*What you have to do*
List every line below containing "portion".

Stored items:
** BEGIN **

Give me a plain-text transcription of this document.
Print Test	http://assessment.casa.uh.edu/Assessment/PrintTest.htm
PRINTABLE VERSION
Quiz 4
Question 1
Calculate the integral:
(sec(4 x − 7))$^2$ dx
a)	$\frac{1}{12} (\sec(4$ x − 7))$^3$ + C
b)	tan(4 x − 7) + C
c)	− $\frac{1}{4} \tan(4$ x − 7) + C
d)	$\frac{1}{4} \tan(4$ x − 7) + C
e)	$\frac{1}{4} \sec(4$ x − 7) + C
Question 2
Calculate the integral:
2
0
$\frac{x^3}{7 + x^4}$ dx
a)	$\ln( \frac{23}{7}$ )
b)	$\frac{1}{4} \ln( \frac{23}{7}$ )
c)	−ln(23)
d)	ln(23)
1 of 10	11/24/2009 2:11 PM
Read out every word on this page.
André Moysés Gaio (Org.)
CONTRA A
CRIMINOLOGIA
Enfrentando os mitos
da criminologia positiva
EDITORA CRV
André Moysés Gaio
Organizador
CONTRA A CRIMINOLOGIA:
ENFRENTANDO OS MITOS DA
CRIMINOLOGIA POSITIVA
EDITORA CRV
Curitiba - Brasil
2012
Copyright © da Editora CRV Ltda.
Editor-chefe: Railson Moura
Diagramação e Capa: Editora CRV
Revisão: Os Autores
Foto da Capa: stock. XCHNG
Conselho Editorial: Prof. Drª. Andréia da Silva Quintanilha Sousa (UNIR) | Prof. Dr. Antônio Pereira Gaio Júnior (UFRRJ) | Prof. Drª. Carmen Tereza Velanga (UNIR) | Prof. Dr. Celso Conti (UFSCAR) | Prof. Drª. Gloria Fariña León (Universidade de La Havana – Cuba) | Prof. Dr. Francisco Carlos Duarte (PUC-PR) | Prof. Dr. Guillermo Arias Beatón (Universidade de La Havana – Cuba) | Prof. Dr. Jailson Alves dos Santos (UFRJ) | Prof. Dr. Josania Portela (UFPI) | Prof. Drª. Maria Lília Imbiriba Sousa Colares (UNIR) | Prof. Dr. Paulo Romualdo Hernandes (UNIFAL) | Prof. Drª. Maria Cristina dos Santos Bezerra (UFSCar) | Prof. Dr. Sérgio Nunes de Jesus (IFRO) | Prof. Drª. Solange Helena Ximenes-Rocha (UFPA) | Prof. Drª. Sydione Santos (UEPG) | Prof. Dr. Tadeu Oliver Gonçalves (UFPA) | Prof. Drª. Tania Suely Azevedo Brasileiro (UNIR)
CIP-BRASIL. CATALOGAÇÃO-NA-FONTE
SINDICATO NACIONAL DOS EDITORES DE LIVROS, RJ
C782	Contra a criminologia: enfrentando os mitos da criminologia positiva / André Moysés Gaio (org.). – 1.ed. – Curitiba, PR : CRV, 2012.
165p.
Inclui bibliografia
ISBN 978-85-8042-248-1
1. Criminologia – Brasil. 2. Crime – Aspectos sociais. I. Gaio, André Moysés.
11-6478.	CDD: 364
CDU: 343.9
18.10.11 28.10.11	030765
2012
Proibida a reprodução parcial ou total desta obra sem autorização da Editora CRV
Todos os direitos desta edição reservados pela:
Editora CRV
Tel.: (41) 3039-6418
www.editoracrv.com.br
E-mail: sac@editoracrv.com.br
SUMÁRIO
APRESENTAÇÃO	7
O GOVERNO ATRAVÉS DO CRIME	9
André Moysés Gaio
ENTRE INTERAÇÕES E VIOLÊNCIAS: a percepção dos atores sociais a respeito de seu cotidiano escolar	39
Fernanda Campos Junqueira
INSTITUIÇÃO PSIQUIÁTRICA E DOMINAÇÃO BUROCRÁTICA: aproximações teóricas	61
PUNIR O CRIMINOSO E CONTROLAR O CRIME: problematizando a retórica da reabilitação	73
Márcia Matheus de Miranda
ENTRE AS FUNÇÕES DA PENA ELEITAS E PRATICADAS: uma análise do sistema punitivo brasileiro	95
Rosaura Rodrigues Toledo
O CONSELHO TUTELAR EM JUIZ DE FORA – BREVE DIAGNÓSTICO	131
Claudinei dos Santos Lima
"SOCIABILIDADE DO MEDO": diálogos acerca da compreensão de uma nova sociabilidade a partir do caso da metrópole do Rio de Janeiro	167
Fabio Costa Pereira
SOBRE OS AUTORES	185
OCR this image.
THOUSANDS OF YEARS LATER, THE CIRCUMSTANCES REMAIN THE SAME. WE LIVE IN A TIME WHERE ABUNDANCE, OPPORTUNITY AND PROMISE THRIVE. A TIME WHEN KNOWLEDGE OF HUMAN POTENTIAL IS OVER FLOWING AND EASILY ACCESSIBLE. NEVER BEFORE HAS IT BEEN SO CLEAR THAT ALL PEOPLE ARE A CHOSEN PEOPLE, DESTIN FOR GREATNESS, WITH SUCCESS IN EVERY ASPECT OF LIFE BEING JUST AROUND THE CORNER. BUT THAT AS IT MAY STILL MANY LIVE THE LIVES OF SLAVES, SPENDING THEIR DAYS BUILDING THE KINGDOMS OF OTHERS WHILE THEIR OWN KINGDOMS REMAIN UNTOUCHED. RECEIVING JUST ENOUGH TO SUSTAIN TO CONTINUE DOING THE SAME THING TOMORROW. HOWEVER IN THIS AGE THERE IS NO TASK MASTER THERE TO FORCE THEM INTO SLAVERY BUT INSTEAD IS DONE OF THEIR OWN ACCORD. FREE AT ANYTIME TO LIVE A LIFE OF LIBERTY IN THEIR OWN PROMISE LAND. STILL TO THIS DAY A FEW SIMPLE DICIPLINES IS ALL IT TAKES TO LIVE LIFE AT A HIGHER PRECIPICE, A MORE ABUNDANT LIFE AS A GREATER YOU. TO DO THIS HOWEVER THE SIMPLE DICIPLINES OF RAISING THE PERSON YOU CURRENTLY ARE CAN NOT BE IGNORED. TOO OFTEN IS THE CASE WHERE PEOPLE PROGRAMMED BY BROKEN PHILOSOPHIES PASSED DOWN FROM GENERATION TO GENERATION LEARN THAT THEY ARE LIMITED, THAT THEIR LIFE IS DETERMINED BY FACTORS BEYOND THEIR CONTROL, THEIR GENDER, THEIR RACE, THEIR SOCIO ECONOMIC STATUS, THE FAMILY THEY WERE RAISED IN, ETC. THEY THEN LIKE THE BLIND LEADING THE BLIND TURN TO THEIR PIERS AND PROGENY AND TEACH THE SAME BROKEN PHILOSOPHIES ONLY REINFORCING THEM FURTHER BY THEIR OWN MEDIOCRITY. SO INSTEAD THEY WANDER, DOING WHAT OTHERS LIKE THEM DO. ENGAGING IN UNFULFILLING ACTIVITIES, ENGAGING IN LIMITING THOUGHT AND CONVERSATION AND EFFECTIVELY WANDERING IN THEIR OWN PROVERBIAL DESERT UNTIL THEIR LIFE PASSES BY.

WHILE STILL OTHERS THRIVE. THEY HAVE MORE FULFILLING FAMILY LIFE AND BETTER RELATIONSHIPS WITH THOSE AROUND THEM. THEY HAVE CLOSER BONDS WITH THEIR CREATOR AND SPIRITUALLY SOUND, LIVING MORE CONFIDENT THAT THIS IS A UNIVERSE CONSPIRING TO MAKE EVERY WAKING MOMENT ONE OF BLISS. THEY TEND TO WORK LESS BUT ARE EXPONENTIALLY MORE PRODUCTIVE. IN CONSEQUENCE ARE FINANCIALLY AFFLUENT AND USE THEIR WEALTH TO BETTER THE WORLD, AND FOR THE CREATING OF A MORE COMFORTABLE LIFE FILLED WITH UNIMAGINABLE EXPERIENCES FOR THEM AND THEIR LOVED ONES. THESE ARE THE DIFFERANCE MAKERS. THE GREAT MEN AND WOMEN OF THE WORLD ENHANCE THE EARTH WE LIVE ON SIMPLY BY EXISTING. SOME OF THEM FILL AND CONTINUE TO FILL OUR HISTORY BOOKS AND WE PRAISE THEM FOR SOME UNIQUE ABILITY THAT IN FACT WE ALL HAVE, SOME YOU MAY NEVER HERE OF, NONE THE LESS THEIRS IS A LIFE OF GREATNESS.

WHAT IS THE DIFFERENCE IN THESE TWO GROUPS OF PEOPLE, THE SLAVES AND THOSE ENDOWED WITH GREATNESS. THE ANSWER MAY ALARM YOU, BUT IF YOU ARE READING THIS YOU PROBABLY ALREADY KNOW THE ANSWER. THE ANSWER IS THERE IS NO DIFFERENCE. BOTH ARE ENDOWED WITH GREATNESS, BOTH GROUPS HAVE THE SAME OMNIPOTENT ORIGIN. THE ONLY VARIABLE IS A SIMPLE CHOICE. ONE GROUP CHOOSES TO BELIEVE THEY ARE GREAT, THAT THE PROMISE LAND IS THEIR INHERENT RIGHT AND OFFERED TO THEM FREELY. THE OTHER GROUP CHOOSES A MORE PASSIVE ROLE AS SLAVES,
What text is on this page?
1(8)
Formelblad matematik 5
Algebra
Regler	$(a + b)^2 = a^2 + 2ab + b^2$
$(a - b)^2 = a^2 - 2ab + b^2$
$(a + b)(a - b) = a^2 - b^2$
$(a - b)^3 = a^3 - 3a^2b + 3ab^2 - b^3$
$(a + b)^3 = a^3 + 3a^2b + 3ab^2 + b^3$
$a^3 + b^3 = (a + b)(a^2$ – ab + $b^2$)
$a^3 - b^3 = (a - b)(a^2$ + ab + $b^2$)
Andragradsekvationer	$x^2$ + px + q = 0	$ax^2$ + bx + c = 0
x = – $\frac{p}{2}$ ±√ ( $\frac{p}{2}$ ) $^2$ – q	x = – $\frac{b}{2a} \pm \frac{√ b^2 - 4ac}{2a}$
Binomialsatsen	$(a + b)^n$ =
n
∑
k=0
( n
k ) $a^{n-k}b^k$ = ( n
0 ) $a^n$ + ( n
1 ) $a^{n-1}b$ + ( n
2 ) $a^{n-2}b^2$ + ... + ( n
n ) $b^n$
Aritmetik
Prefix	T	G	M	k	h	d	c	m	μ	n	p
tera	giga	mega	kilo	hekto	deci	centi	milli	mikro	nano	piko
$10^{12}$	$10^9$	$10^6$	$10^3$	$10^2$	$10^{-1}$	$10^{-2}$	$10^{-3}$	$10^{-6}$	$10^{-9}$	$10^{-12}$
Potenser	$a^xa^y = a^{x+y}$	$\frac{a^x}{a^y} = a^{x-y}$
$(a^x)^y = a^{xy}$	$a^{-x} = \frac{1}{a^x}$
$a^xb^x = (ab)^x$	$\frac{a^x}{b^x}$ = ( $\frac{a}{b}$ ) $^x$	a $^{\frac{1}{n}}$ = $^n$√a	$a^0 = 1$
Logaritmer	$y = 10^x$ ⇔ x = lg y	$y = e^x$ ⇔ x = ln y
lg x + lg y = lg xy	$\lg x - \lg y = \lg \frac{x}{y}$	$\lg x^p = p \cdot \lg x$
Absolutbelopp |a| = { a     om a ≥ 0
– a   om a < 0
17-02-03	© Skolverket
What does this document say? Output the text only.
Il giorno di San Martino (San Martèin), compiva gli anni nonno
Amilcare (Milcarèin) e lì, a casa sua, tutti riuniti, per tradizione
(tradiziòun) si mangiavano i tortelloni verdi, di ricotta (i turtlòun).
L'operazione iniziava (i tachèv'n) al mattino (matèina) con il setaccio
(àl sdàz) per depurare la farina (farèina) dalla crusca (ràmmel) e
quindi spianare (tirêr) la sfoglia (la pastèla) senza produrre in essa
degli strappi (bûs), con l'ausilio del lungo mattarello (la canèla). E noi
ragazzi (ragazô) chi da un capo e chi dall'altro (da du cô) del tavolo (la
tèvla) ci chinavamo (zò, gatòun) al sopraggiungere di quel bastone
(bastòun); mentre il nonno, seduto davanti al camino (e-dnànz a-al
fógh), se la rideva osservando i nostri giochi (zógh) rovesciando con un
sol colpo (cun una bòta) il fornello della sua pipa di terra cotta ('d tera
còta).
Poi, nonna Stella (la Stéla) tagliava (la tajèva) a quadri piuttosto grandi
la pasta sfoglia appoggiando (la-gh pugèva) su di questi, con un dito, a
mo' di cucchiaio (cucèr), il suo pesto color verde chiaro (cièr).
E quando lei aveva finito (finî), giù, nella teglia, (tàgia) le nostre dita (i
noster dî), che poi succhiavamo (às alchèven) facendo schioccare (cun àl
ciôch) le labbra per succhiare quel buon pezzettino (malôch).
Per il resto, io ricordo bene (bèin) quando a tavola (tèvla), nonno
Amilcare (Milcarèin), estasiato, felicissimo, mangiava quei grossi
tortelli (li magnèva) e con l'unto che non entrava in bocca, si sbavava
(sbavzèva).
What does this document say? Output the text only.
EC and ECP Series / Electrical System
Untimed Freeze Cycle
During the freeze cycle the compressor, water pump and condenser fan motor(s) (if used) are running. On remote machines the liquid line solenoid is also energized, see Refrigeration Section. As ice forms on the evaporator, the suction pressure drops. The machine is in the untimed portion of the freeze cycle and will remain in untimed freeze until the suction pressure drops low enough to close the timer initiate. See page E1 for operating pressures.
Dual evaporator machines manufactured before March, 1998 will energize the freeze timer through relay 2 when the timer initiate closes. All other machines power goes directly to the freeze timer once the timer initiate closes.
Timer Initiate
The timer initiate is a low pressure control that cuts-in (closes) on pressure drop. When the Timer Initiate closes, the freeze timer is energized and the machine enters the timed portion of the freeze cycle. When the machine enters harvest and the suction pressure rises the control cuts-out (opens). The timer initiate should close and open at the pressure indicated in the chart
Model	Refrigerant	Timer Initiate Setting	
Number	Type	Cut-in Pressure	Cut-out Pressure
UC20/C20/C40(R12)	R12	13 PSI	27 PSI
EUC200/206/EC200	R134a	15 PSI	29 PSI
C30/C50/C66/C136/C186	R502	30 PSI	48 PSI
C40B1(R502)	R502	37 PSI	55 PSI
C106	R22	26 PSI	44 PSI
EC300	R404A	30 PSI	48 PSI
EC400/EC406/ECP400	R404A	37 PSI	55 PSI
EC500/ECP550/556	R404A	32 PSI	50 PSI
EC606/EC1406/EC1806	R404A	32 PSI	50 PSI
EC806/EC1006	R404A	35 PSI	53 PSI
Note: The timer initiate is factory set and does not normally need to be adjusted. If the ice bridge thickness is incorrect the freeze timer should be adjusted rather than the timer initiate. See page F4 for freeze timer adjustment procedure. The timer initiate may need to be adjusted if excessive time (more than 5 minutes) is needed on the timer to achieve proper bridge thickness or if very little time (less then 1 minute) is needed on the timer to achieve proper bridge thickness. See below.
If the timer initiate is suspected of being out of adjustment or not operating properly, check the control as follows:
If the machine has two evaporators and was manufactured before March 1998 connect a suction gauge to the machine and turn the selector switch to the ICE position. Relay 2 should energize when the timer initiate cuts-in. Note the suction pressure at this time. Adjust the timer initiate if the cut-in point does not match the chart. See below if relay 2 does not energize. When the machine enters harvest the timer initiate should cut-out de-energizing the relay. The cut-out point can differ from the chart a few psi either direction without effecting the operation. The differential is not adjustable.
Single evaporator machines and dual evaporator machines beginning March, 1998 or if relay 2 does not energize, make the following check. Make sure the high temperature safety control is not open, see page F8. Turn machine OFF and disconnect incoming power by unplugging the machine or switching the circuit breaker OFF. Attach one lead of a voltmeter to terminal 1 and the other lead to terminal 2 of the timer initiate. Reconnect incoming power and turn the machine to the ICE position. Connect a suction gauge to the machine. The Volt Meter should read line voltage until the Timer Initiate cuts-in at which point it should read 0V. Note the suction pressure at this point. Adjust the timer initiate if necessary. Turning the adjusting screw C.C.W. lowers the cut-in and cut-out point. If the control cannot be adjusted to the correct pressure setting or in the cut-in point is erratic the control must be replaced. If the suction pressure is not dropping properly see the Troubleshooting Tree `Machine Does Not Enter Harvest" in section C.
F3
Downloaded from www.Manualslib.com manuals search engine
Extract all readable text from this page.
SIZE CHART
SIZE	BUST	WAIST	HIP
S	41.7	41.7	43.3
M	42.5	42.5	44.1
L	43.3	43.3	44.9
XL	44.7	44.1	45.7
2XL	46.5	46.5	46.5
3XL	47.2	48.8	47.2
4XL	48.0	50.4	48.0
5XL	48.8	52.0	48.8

** END **

*The result*
During the freeze cycle the compressor, water pump and condenser fan motor(s) (if used) are running. On remote machines the liquid line solenoid is also energized, see Refrigeration Section. As ice forms on the evaporator, the suction pressure drops. The machine is in the untimed portion of the freeze cycle and will remain in untimed freeze until the suction pressure drops low enough to close the timer initiate. See page E1 for operating pressures.
The timer initiate is a low pressure control that cuts-in (closes) on pressure drop. When the Timer Initiate closes, the freeze timer is energized and the machine enters the timed portion of the freeze cycle. When the machine enters harvest and the suction pressure rises the control cuts-out (opens). The timer initiate should close and open at the pressure indicated in the chart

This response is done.